--- BEGIN RECORDS SHOWN ---

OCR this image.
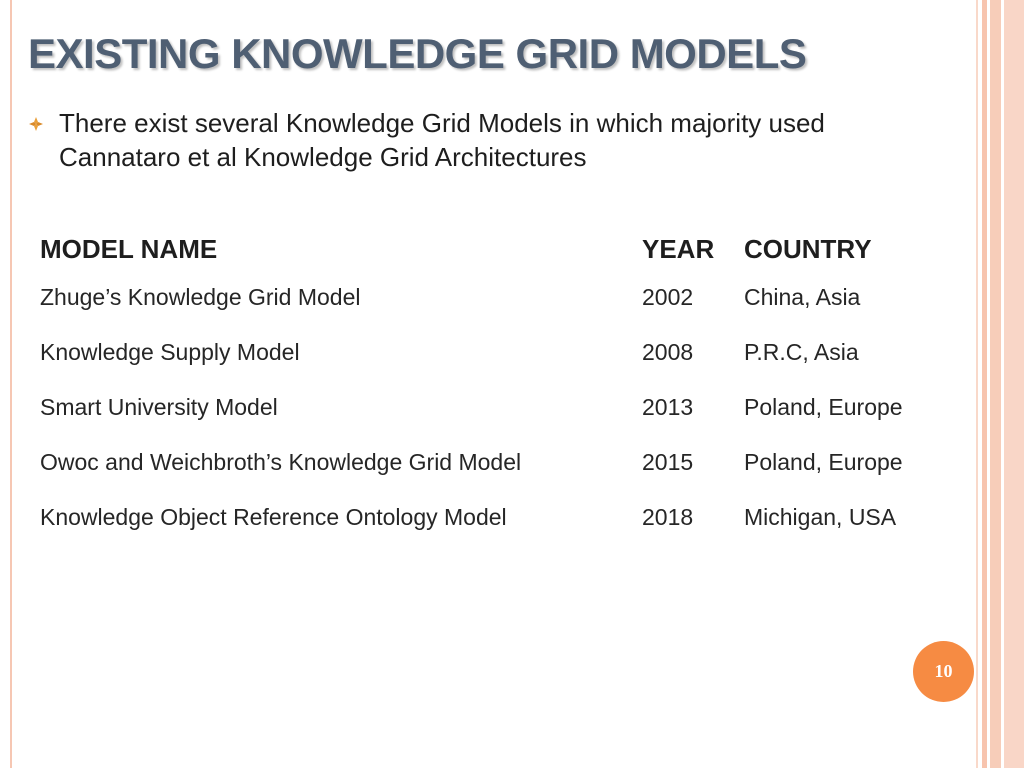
EXISTING KNOWLEDGE GRID MODELS
There exist several Knowledge Grid Models in which majority used Cannataro et al Knowledge Grid Architectures
MODEL NAME	YEAR	COUNTRY
Zhuge’s Knowledge Grid Model	2002	China, Asia
Knowledge Supply Model	2008	P.R.C, Asia
Smart University Model	2013	Poland, Europe
Owoc and Weichbroth’s Knowledge Grid Model	2015	Poland, Europe
Knowledge Object Reference Ontology Model	2018	Michigan, USA
10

--- END RECORDS SHOWN ---

*GIVEN INSTRUCTION*: Will you set down the records word for word while leaving out every picture?

*EXERCISE RESPONSE*:
OCR this image.
EXISTING KNOWLEDGE GRID MODELS
There exist several Knowledge Grid Models in which majority used Cannataro et al Knowledge Grid Architectures
MODEL NAME	YEAR	COUNTRY
Zhuge’s Knowledge Grid Model	2002	China, Asia
Knowledge Supply Model	2008	P.R.C, Asia
Smart University Model	2013	Poland, Europe
Owoc and Weichbroth’s Knowledge Grid Model	2015	Poland, Europe
Knowledge Object Reference Ontology Model	2018	Michigan, USA
10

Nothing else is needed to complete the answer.